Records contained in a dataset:
________________________
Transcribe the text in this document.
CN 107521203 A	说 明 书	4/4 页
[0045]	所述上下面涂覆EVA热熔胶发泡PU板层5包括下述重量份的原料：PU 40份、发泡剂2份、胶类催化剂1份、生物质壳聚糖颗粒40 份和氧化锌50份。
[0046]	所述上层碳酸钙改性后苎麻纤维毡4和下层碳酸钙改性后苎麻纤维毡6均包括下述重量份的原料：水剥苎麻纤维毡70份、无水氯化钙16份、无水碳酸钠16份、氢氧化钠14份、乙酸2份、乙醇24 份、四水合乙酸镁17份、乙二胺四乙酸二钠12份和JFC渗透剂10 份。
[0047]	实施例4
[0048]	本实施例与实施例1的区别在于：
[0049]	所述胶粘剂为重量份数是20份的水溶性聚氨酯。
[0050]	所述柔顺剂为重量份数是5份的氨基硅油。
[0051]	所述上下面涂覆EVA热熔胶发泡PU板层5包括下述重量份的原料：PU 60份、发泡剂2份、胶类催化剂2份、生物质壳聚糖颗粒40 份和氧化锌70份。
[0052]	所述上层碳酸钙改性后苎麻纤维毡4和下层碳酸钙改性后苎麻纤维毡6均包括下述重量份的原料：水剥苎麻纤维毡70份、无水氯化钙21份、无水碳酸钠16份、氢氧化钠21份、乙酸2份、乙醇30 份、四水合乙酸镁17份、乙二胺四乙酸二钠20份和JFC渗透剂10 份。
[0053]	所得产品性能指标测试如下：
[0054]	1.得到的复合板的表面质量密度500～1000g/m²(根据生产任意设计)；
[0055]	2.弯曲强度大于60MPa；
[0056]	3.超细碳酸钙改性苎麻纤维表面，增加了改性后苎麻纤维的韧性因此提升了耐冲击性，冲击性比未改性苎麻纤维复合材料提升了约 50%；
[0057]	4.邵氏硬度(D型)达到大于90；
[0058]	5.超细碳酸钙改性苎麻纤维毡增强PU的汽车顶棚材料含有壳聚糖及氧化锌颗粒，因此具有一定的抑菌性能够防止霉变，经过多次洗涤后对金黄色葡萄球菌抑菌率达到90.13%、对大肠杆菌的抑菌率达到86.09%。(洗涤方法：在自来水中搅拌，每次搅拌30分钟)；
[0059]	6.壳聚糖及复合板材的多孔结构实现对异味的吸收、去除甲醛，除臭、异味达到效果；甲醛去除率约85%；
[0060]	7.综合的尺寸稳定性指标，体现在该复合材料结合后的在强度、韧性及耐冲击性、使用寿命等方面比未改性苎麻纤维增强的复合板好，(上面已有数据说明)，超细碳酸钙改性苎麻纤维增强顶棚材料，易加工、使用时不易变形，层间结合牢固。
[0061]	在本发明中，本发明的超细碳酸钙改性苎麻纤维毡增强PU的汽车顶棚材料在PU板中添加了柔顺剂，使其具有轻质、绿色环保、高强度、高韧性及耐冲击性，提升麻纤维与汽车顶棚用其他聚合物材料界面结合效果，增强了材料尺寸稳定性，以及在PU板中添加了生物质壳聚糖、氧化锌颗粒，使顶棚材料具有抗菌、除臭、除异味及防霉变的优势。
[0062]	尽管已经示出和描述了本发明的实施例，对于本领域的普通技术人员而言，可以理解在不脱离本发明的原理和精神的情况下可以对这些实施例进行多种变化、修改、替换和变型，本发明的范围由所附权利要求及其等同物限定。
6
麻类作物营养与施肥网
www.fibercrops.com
________________________
- Task details: Go through the records above and set each one down exactly, please.

- Written solution:
Transcribe the text in this document.
CN 107521203 A	说 明 书	4/4 页
[0045]	所述上下面涂覆EVA热熔胶发泡PU板层5包括下述重量份的原料：PU 40份、发泡剂2份、胶类催化剂1份、生物质壳聚糖颗粒40 份和氧化锌50份。
[0046]	所述上层碳酸钙改性后苎麻纤维毡4和下层碳酸钙改性后苎麻纤维毡6均包括下述重量份的原料：水剥苎麻纤维毡70份、无水氯化钙16份、无水碳酸钠16份、氢氧化钠14份、乙酸2份、乙醇24 份、四水合乙酸镁17份、乙二胺四乙酸二钠12份和JFC渗透剂10 份。
[0047]	实施例4
[0048]	本实施例与实施例1的区别在于：
[0049]	所述胶粘剂为重量份数是20份的水溶性聚氨酯。
[0050]	所述柔顺剂为重量份数是5份的氨基硅油。
[0051]	所述上下面涂覆EVA热熔胶发泡PU板层5包括下述重量份的原料：PU 60份、发泡剂2份、胶类催化剂2份、生物质壳聚糖颗粒40 份和氧化锌70份。
[0052]	所述上层碳酸钙改性后苎麻纤维毡4和下层碳酸钙改性后苎麻纤维毡6均包括下述重量份的原料：水剥苎麻纤维毡70份、无水氯化钙21份、无水碳酸钠16份、氢氧化钠21份、乙酸2份、乙醇30 份、四水合乙酸镁17份、乙二胺四乙酸二钠20份和JFC渗透剂10 份。
[0053]	所得产品性能指标测试如下：
[0054]	1.得到的复合板的表面质量密度500～1000g/m²(根据生产任意设计)；
[0055]	2.弯曲强度大于60MPa；
[0056]	3.超细碳酸钙改性苎麻纤维表面，增加了改性后苎麻纤维的韧性因此提升了耐冲击性，冲击性比未改性苎麻纤维复合材料提升了约 50%；
[0057]	4.邵氏硬度(D型)达到大于90；
[0058]	5.超细碳酸钙改性苎麻纤维毡增强PU的汽车顶棚材料含有壳聚糖及氧化锌颗粒，因此具有一定的抑菌性能够防止霉变，经过多次洗涤后对金黄色葡萄球菌抑菌率达到90.13%、对大肠杆菌的抑菌率达到86.09%。(洗涤方法：在自来水中搅拌，每次搅拌30分钟)；
[0059]	6.壳聚糖及复合板材的多孔结构实现对异味的吸收、去除甲醛，除臭、异味达到效果；甲醛去除率约85%；
[0060]	7.综合的尺寸稳定性指标，体现在该复合材料结合后的在强度、韧性及耐冲击性、使用寿命等方面比未改性苎麻纤维增强的复合板好，(上面已有数据说明)，超细碳酸钙改性苎麻纤维增强顶棚材料，易加工、使用时不易变形，层间结合牢固。
[0061]	在本发明中，本发明的超细碳酸钙改性苎麻纤维毡增强PU的汽车顶棚材料在PU板中添加了柔顺剂，使其具有轻质、绿色环保、高强度、高韧性及耐冲击性，提升麻纤维与汽车顶棚用其他聚合物材料界面结合效果，增强了材料尺寸稳定性，以及在PU板中添加了生物质壳聚糖、氧化锌颗粒，使顶棚材料具有抗菌、除臭、除异味及防霉变的优势。
[0062]	尽管已经示出和描述了本发明的实施例，对于本领域的普通技术人员而言，可以理解在不脱离本发明的原理和精神的情况下可以对这些实施例进行多种变化、修改、替换和变型，本发明的范围由所附权利要求及其等同物限定。
6
麻类作物营养与施肥网
www.fibercrops.com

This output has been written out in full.